#### Collection entries:
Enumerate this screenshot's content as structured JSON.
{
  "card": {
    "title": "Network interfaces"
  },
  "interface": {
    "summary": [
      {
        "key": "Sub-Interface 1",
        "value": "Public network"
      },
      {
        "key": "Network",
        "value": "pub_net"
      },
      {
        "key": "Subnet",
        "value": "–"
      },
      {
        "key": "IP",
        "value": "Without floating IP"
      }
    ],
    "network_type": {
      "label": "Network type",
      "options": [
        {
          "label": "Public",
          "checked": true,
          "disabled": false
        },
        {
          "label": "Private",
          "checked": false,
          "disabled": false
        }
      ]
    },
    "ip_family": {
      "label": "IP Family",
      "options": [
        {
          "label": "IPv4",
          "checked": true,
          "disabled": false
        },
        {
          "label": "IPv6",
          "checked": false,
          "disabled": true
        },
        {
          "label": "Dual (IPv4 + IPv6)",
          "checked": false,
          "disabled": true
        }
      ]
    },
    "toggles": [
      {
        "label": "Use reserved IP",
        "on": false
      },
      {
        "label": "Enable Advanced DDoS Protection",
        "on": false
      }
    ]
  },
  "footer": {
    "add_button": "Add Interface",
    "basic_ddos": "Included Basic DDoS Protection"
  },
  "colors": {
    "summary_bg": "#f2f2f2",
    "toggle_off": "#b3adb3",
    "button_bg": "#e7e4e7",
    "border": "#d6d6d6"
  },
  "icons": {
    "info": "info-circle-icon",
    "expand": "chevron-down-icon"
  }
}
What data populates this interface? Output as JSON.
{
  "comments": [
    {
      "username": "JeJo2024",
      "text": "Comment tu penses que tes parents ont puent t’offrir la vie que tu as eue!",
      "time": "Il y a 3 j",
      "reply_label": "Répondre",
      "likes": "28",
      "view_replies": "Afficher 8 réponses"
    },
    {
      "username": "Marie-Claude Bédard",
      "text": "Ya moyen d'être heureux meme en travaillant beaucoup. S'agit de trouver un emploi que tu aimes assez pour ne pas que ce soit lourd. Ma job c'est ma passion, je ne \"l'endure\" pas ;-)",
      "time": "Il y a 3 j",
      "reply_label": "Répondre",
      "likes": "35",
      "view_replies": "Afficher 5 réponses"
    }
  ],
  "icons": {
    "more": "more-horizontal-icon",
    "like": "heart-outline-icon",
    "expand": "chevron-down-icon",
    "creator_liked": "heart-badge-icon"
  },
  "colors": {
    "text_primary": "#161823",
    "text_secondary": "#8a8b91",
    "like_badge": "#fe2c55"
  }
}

#### What is expected:
The records above should be restated word for word, please.

#### In response:
Enumerate this screenshot's content as structured JSON.
{
  "card": {
    "title": "Network interfaces"
  },
  "interface": {
    "summary": [
      {
        "key": "Sub-Interface 1",
        "value": "Public network"
      },
      {
        "key": "Network",
        "value": "pub_net"
      },
      {
        "key": "Subnet",
        "value": "–"
      },
      {
        "key": "IP",
        "value": "Without floating IP"
      }
    ],
    "network_type": {
      "label": "Network type",
      "options": [
        {
          "label": "Public",
          "checked": true,
          "disabled": false
        },
        {
          "label": "Private",
          "checked": false,
          "disabled": false
        }
      ]
    },
    "ip_family": {
      "label": "IP Family",
      "options": [
        {
          "label": "IPv4",
          "checked": true,
          "disabled": false
        },
        {
          "label": "IPv6",
          "checked": false,
          "disabled": true
        },
        {
          "label": "Dual (IPv4 + IPv6)",
          "checked": false,
          "disabled": true
        }
      ]
    },
    "toggles": [
      {
        "label": "Use reserved IP",
        "on": false
      },
      {
        "label": "Enable Advanced DDoS Protection",
        "on": false
      }
    ]
  },
  "footer": {
    "add_button": "Add Interface",
    "basic_ddos": "Included Basic DDoS Protection"
  },
  "colors": {
    "summary_bg": "#f2f2f2",
    "toggle_off": "#b3adb3",
    "button_bg": "#e7e4e7",
    "border": "#d6d6d6"
  },
  "icons": {
    "info": "info-circle-icon",
    "expand": "chevron-down-icon"
  }
}
What data populates this interface? Output as JSON.
{
  "comments": [
    {
      "username": "JeJo2024",
      "text": "Comment tu penses que tes parents ont puent t’offrir la vie que tu as eue!",
      "time": "Il y a 3 j",
      "reply_label": "Répondre",
      "likes": "28",
      "view_replies": "Afficher 8 réponses"
    },
    {
      "username": "Marie-Claude Bédard",
      "text": "Ya moyen d'être heureux meme en travaillant beaucoup. S'agit de trouver un emploi que tu aimes assez pour ne pas que ce soit lourd. Ma job c'est ma passion, je ne \"l'endure\" pas ;-)",
      "time": "Il y a 3 j",
      "reply_label": "Répondre",
      "likes": "35",
      "view_replies": "Afficher 5 réponses"
    }
  ],
  "icons": {
    "more": "more-horizontal-icon",
    "like": "heart-outline-icon",
    "expand": "chevron-down-icon",
    "creator_liked": "heart-badge-icon"
  },
  "colors": {
    "text_primary": "#161823",
    "text_secondary": "#8a8b91",
    "like_badge": "#fe2c55"
  }
}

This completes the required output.